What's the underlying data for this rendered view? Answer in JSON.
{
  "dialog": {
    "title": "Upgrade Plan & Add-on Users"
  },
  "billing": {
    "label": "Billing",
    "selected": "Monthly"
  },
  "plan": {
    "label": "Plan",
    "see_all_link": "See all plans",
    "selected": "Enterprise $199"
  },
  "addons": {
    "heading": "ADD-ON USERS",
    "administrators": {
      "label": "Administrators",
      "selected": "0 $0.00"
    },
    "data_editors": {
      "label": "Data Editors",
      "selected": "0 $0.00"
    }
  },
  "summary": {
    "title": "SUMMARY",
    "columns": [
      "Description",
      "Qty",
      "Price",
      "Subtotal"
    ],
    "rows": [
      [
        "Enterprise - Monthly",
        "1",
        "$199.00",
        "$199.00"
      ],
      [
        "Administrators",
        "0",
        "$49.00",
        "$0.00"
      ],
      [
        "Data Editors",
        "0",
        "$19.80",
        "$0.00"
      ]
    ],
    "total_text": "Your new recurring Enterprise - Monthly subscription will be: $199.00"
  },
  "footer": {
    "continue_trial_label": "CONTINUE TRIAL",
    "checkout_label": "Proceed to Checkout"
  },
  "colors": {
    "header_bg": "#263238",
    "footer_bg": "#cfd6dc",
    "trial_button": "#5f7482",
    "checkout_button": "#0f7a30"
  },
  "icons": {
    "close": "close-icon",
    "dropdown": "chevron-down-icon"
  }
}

Exercise requirements.
Please repeat the listing above in full and exactly.

The solution.
What's the underlying data for this rendered view? Answer in JSON.
{
  "dialog": {
    "title": "Upgrade Plan & Add-on Users"
  },
  "billing": {
    "label": "Billing",
    "selected": "Monthly"
  },
  "plan": {
    "label": "Plan",
    "see_all_link": "See all plans",
    "selected": "Enterprise $199"
  },
  "addons": {
    "heading": "ADD-ON USERS",
    "administrators": {
      "label": "Administrators",
      "selected": "0 $0.00"
    },
    "data_editors": {
      "label": "Data Editors",
      "selected": "0 $0.00"
    }
  },
  "summary": {
    "title": "SUMMARY",
    "columns": [
      "Description",
      "Qty",
      "Price",
      "Subtotal"
    ],
    "rows": [
      [
        "Enterprise - Monthly",
        "1",
        "$199.00",
        "$199.00"
      ],
      [
        "Administrators",
        "0",
        "$49.00",
        "$0.00"
      ],
      [
        "Data Editors",
        "0",
        "$19.80",
        "$0.00"
      ]
    ],
    "total_text": "Your new recurring Enterprise - Monthly subscription will be: $199.00"
  },
  "footer": {
    "continue_trial_label": "CONTINUE TRIAL",
    "checkout_label": "Proceed to Checkout"
  },
  "colors": {
    "header_bg": "#263238",
    "footer_bg": "#cfd6dc",
    "trial_button": "#5f7482",
    "checkout_button": "#0f7a30"
  },
  "icons": {
    "close": "close-icon",
    "dropdown": "chevron-down-icon"
  }
}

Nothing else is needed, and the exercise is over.